= DATA SECTION =

──────────

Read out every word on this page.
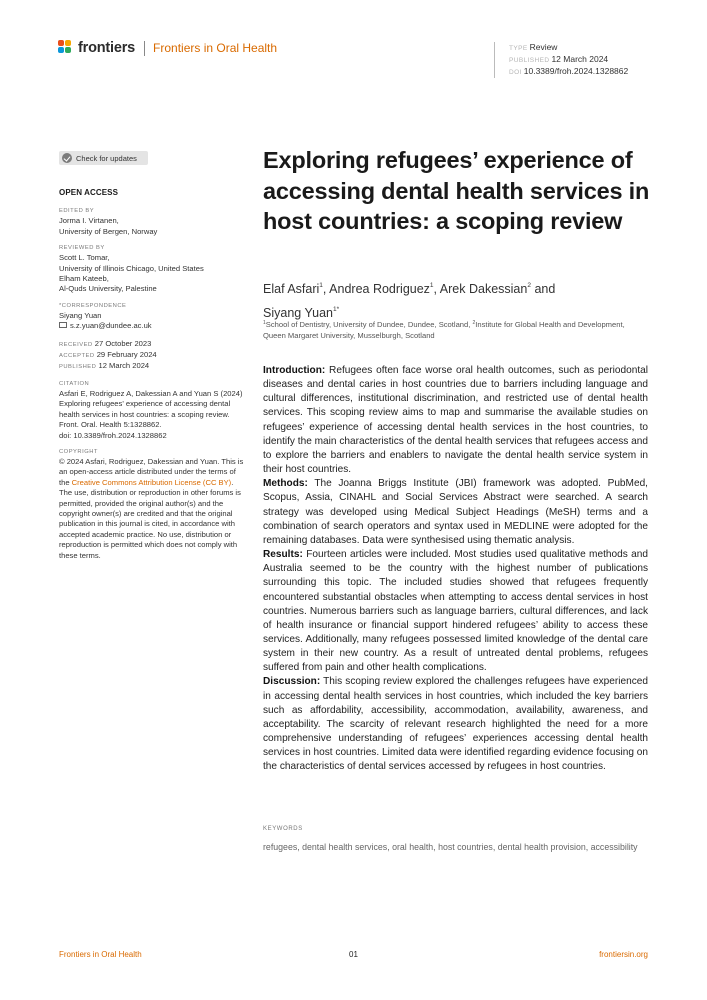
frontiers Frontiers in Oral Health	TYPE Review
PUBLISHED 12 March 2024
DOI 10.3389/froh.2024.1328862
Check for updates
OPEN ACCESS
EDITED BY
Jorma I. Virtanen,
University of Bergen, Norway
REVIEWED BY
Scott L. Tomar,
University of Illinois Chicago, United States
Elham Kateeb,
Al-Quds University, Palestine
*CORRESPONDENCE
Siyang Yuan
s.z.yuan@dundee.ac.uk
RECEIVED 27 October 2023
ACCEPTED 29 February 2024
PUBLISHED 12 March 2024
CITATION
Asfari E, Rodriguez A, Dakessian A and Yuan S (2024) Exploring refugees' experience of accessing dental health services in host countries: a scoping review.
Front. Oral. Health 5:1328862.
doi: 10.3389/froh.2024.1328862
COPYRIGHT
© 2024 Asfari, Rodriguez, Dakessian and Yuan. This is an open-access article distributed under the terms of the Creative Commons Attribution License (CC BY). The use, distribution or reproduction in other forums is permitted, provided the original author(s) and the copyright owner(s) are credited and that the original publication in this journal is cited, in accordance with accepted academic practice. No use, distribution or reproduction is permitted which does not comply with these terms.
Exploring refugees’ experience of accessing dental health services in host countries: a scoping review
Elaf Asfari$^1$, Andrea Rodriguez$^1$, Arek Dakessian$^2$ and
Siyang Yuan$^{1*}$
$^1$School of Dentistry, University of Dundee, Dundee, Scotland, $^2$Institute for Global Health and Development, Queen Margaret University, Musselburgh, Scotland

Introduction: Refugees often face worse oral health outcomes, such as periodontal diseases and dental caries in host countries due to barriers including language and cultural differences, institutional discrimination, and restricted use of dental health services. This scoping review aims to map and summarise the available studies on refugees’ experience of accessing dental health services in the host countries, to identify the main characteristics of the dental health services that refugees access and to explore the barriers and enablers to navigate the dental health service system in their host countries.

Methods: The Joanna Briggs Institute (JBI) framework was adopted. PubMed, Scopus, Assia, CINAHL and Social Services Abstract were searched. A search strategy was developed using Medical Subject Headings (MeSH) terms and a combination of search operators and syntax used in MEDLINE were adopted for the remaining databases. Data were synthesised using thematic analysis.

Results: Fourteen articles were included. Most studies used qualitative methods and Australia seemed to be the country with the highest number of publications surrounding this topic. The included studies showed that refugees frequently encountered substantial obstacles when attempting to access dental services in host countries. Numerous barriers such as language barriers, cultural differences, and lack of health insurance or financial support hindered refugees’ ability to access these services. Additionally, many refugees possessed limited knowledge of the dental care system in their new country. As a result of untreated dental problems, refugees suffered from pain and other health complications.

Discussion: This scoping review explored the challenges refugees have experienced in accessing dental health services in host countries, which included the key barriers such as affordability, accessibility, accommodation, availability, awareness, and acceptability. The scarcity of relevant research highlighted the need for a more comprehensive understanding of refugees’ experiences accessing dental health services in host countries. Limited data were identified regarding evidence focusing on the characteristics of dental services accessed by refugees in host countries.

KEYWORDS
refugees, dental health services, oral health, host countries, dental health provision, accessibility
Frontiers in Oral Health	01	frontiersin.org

──────────

= THE REQUEST =
Pick each line holding the word "these" out of the data and copy it.

= EXERCISE ANSWER =
© 2024 Asfari, Rodriguez, Dakessian and Yuan. This is an open-access article distributed under the terms of the Creative Commons Attribution License (CC BY). The use, distribution or reproduction in other forums is permitted, provided the original author(s) and the copyright owner(s) are credited and that the original publication in this journal is cited, in accordance with accepted academic practice. No use, distribution or reproduction is permitted which does not comply with these terms.
Results: Fourteen articles were included. Most studies used qualitative methods and Australia seemed to be the country with the highest number of publications surrounding this topic. The included studies showed that refugees frequently encountered substantial obstacles when attempting to access dental services in host countries. Numerous barriers such as language barriers, cultural differences, and lack of health insurance or financial support hindered refugees’ ability to access these services. Additionally, many refugees possessed limited knowledge of the dental care system in their new country. As a result of untreated dental problems, refugees suffered from pain and other health complications.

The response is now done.